• What you will do: Lines that include the word "status" are the ones to copy.

----- Records for the exercise

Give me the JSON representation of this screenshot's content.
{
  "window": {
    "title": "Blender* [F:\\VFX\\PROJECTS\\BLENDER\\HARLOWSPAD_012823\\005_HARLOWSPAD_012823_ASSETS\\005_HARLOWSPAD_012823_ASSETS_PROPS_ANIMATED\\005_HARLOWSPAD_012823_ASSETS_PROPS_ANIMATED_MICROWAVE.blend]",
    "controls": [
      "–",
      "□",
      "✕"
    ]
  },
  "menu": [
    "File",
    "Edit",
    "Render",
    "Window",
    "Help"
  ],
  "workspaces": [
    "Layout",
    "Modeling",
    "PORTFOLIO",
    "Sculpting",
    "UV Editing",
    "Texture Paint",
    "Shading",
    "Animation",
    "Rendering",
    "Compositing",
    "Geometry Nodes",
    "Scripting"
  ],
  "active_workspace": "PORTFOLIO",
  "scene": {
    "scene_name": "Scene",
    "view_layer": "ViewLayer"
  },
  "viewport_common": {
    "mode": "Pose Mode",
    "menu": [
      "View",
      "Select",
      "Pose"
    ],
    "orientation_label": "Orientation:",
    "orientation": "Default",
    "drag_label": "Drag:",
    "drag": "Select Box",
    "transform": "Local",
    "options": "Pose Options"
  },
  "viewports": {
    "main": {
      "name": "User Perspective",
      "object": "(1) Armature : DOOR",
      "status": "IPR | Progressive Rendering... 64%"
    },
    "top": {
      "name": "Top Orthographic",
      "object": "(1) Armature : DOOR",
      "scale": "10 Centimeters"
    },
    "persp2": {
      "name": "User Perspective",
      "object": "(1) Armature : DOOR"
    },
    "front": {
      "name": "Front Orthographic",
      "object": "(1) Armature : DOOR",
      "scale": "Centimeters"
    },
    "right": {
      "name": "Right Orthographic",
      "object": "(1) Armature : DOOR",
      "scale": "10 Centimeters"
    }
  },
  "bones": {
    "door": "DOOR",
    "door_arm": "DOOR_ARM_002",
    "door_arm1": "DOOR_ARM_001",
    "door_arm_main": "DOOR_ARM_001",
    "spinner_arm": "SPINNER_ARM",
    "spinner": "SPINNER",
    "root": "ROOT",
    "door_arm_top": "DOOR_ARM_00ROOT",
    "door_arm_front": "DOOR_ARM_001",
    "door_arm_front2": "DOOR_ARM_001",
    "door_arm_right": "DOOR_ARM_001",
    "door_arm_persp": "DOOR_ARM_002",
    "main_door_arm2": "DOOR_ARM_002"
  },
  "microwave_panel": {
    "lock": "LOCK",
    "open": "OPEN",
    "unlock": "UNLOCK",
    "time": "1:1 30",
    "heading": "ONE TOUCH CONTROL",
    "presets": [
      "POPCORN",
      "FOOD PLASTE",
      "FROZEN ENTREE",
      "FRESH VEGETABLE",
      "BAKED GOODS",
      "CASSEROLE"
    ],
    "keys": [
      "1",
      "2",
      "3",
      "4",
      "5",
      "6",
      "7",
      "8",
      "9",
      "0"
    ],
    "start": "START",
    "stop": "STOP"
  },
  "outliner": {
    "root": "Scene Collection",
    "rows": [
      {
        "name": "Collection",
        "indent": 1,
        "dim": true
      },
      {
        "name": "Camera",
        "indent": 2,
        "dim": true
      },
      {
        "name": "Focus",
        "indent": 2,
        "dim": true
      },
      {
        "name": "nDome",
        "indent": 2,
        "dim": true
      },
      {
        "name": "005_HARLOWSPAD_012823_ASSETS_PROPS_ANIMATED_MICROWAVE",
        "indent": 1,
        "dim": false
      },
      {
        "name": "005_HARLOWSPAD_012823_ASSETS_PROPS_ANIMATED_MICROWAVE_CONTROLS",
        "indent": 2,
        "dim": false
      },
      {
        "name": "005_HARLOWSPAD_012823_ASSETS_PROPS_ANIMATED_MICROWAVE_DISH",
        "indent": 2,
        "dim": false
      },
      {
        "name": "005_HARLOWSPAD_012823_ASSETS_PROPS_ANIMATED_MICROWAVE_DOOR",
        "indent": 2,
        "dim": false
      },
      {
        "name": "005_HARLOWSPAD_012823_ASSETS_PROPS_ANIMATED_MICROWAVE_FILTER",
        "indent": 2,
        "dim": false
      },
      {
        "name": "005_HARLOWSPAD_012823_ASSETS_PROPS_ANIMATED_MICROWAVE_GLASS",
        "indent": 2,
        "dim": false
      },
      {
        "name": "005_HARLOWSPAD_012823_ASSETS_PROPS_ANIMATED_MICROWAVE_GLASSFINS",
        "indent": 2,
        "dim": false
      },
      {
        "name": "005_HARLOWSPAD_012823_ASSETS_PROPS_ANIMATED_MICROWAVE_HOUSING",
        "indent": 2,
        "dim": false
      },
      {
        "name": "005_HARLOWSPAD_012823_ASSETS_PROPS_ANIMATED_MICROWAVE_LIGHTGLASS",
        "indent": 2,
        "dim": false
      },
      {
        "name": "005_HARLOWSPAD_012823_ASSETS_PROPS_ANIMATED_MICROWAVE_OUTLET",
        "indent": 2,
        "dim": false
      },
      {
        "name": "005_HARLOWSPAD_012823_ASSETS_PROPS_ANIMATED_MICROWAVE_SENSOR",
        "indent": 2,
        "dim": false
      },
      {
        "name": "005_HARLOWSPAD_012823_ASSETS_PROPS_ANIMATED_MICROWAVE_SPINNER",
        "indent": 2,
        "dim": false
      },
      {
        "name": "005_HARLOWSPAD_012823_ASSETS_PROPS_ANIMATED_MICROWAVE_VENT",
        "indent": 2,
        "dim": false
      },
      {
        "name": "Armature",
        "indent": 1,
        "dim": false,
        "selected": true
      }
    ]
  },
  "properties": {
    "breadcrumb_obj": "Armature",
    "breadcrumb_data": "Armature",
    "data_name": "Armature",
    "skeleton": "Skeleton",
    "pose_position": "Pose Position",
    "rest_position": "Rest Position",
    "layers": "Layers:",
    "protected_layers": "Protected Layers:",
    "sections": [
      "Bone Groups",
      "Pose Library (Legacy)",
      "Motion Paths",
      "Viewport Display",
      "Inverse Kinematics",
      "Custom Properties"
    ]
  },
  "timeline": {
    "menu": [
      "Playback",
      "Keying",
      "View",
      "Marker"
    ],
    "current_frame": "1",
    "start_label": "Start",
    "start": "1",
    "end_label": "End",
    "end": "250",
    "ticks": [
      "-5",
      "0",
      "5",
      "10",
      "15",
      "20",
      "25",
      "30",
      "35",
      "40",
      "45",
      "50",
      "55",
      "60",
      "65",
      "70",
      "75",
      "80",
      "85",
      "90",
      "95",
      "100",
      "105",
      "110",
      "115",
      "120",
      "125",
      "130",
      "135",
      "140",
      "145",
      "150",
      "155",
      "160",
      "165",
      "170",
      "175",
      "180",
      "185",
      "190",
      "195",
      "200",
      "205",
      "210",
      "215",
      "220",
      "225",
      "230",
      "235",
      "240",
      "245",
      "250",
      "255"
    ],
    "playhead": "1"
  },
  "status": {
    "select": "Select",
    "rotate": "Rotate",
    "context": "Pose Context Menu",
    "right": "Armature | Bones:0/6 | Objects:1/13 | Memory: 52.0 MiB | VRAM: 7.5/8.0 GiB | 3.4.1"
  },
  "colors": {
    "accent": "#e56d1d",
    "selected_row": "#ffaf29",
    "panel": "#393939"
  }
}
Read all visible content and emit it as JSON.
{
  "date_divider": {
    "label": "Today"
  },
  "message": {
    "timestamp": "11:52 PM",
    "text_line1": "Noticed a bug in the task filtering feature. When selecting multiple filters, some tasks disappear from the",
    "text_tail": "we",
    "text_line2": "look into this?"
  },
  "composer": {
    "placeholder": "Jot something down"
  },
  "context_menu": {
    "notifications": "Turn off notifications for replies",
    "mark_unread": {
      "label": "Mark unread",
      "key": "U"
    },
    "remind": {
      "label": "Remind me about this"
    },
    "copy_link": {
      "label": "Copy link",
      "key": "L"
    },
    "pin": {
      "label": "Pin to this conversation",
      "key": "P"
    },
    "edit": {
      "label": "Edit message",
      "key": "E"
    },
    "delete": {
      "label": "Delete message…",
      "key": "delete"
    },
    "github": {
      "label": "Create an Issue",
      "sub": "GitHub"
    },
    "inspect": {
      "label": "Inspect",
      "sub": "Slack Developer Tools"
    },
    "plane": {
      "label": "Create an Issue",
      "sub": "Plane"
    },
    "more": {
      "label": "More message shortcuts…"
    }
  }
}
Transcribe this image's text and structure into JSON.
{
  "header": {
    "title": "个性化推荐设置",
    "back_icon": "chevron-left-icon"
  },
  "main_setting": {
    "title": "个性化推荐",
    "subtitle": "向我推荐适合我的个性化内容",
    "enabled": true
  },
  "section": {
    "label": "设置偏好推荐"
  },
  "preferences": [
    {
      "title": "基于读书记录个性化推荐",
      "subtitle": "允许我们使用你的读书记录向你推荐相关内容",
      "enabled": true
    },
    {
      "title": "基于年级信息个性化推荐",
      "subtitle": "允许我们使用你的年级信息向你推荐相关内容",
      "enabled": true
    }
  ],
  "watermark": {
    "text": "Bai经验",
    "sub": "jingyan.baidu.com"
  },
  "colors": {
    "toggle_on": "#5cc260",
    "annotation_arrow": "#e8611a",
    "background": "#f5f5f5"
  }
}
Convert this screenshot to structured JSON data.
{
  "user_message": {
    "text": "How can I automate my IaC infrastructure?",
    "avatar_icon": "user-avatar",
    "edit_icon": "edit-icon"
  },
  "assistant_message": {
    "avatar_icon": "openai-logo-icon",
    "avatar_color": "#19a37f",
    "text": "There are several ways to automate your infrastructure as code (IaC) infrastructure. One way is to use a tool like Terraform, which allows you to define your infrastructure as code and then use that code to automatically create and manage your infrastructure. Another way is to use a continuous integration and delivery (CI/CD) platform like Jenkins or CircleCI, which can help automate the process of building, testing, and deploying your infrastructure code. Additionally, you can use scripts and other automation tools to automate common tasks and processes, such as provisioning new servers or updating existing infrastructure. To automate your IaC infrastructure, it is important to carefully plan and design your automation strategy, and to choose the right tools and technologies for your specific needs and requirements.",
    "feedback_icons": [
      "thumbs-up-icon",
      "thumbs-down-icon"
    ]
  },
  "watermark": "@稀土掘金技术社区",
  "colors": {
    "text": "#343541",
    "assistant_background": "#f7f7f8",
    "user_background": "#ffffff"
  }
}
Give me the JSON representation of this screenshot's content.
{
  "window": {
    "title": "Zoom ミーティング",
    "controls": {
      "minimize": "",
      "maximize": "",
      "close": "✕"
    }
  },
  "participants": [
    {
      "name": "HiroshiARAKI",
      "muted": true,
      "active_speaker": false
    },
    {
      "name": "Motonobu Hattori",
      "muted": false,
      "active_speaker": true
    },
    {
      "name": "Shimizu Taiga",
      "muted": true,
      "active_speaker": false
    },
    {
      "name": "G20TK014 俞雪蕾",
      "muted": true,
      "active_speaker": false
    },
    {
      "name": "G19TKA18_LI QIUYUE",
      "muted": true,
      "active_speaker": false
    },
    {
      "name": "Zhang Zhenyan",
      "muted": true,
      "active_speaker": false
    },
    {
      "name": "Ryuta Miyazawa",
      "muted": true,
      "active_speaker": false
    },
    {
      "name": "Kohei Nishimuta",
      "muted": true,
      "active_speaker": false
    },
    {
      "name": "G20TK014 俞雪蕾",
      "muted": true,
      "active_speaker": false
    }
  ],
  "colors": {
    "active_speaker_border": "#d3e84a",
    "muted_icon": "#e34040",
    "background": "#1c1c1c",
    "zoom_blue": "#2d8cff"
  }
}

----------

• Final result:
      "status": "IPR | Progressive Rendering... 64%"
  "status": {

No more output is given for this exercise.